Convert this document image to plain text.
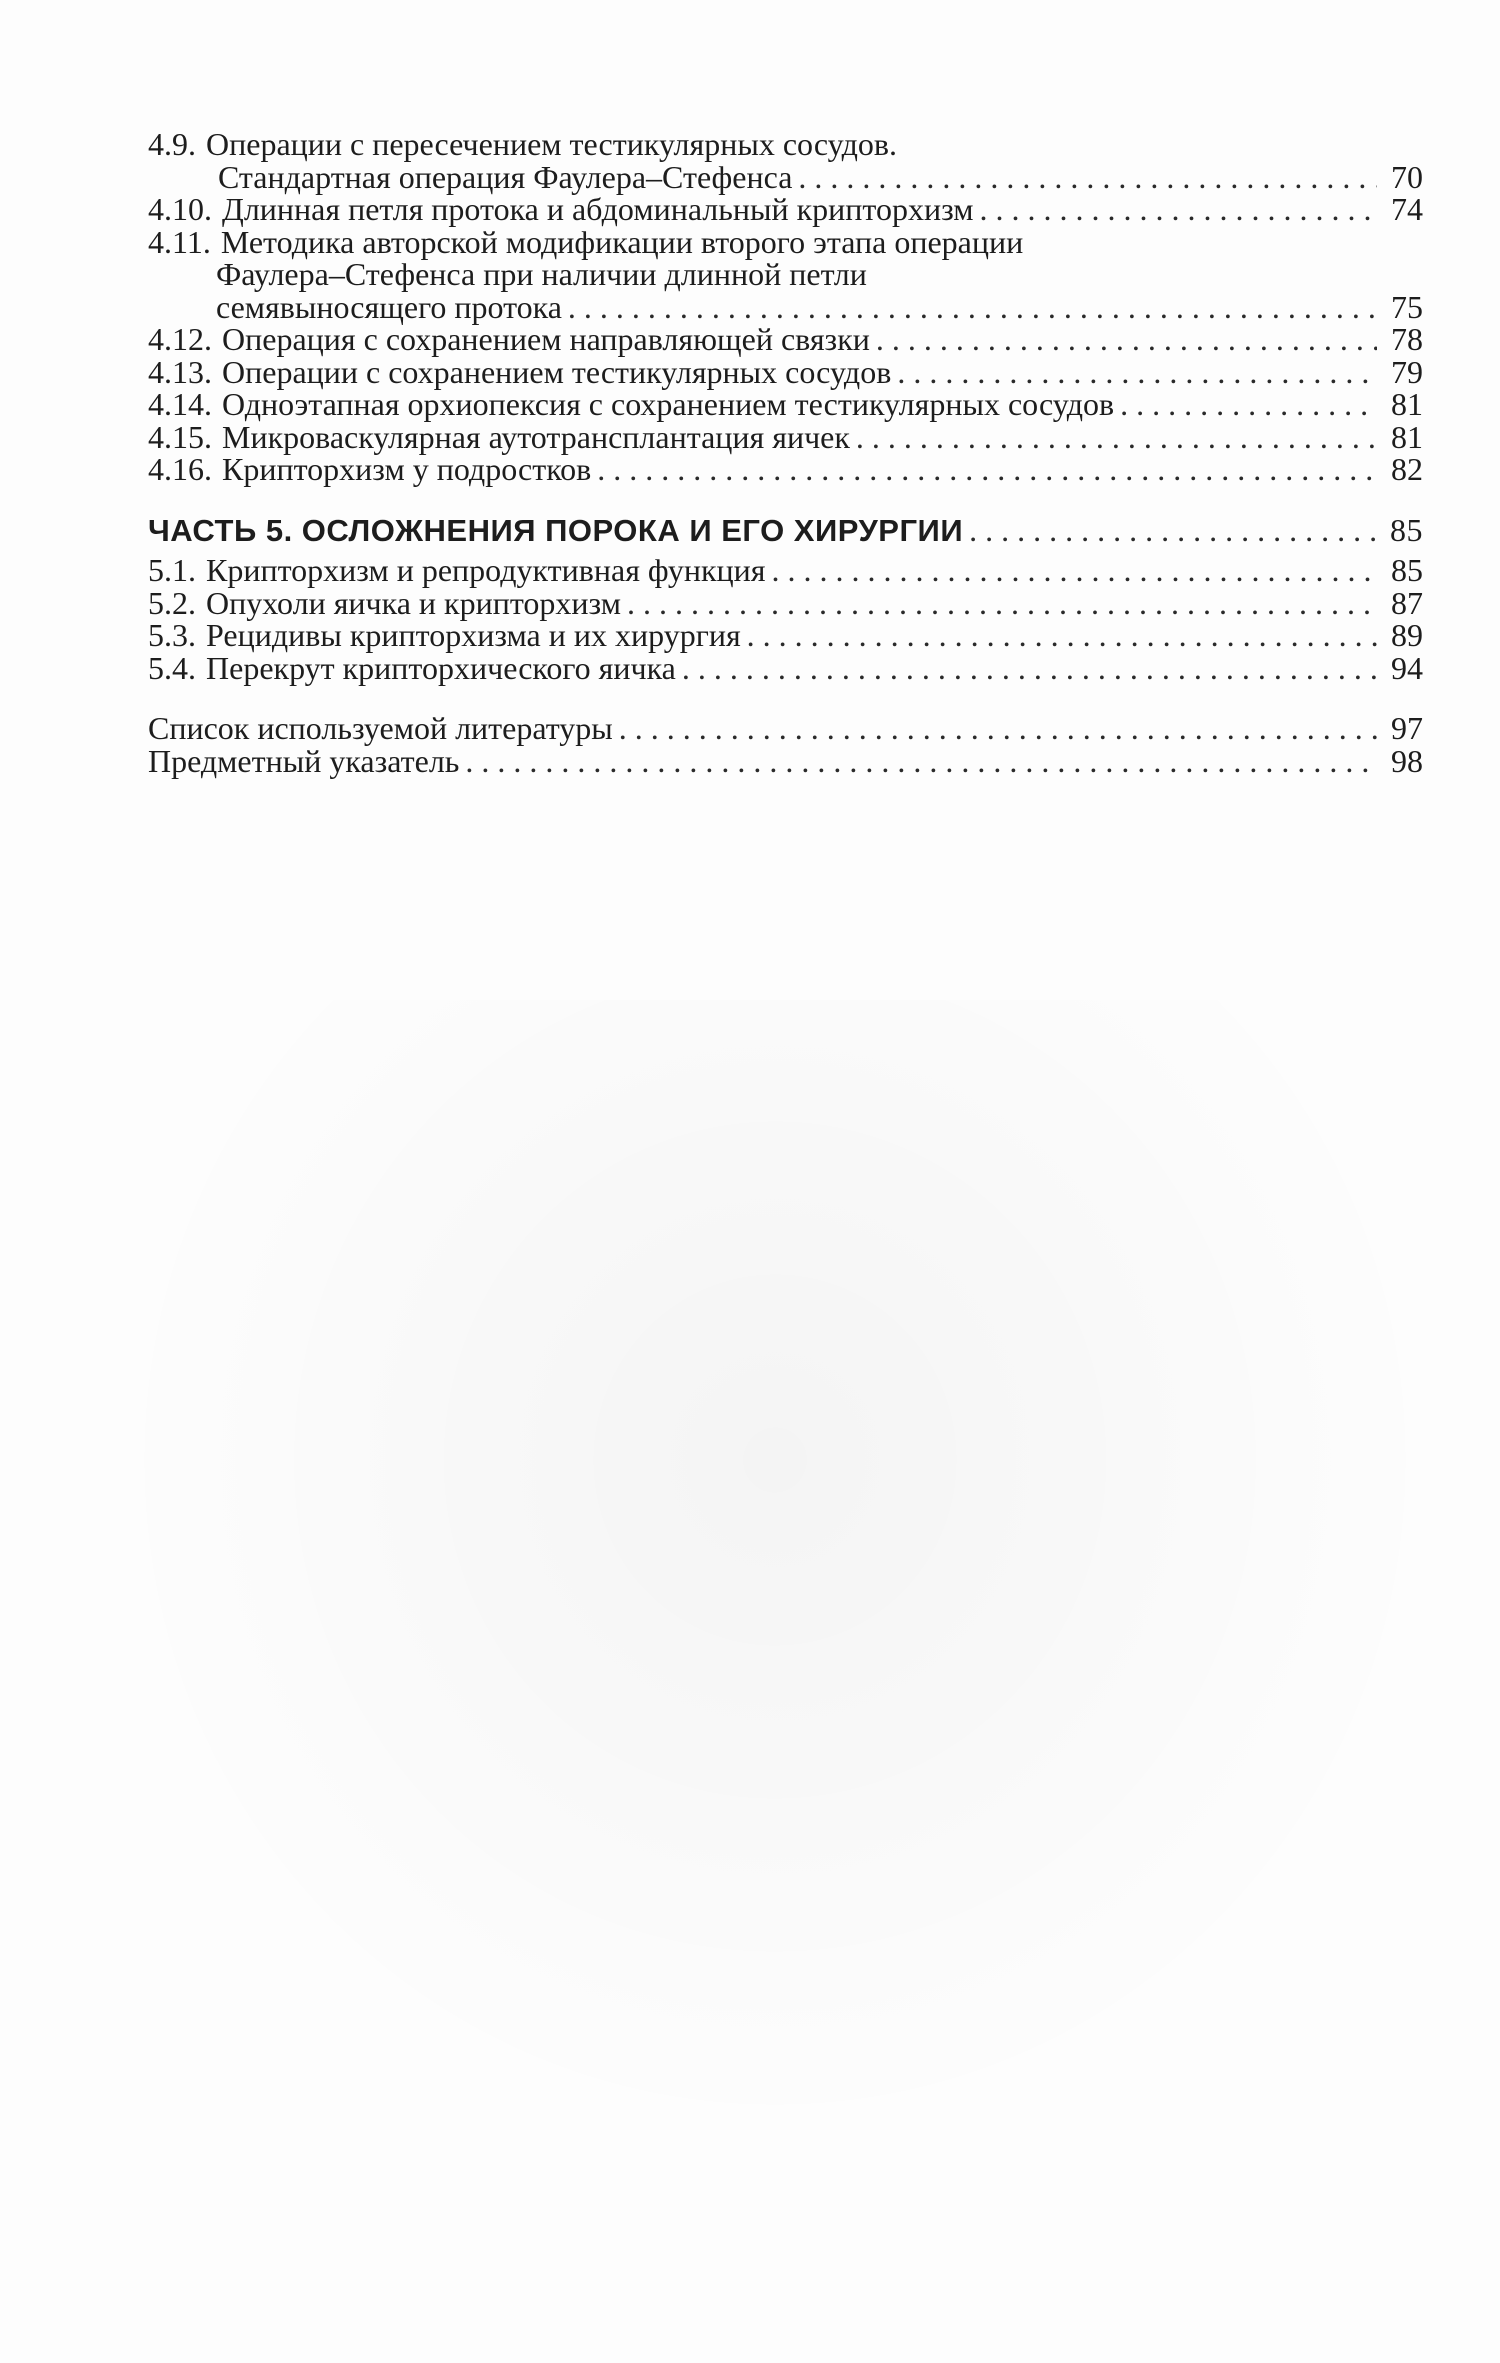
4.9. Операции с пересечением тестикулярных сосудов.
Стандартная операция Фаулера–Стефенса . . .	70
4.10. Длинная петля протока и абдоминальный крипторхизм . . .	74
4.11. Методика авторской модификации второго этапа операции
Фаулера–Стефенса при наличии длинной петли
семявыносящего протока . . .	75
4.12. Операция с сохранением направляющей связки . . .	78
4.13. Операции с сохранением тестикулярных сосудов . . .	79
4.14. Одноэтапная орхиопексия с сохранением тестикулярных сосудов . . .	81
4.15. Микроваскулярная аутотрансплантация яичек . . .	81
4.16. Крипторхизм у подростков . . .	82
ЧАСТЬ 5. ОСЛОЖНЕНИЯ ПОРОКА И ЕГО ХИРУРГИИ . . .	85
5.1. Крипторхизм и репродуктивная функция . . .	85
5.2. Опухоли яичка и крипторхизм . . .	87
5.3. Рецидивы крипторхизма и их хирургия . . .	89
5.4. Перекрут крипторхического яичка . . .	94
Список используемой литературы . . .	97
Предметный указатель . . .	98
* * * *
■ **Task goal**: Strip out the images, then output the records above word for word.

■ **Written solution**:
Convert this document image to plain text.
4.9. Операции с пересечением тестикулярных сосудов.
Стандартная операция Фаулера–Стефенса . . .	70
4.10. Длинная петля протока и абдоминальный крипторхизм . . .	74
4.11. Методика авторской модификации второго этапа операции
Фаулера–Стефенса при наличии длинной петли
семявыносящего протока . . .	75
4.12. Операция с сохранением направляющей связки . . .	78
4.13. Операции с сохранением тестикулярных сосудов . . .	79
4.14. Одноэтапная орхиопексия с сохранением тестикулярных сосудов . . .	81
4.15. Микроваскулярная аутотрансплантация яичек . . .	81
4.16. Крипторхизм у подростков . . .	82
ЧАСТЬ 5. ОСЛОЖНЕНИЯ ПОРОКА И ЕГО ХИРУРГИИ . . .	85
5.1. Крипторхизм и репродуктивная функция . . .	85
5.2. Опухоли яичка и крипторхизм . . .	87
5.3. Рецидивы крипторхизма и их хирургия . . .	89
5.4. Перекрут крипторхического яичка . . .	94
Список используемой литературы . . .	97
Предметный указатель . . .	98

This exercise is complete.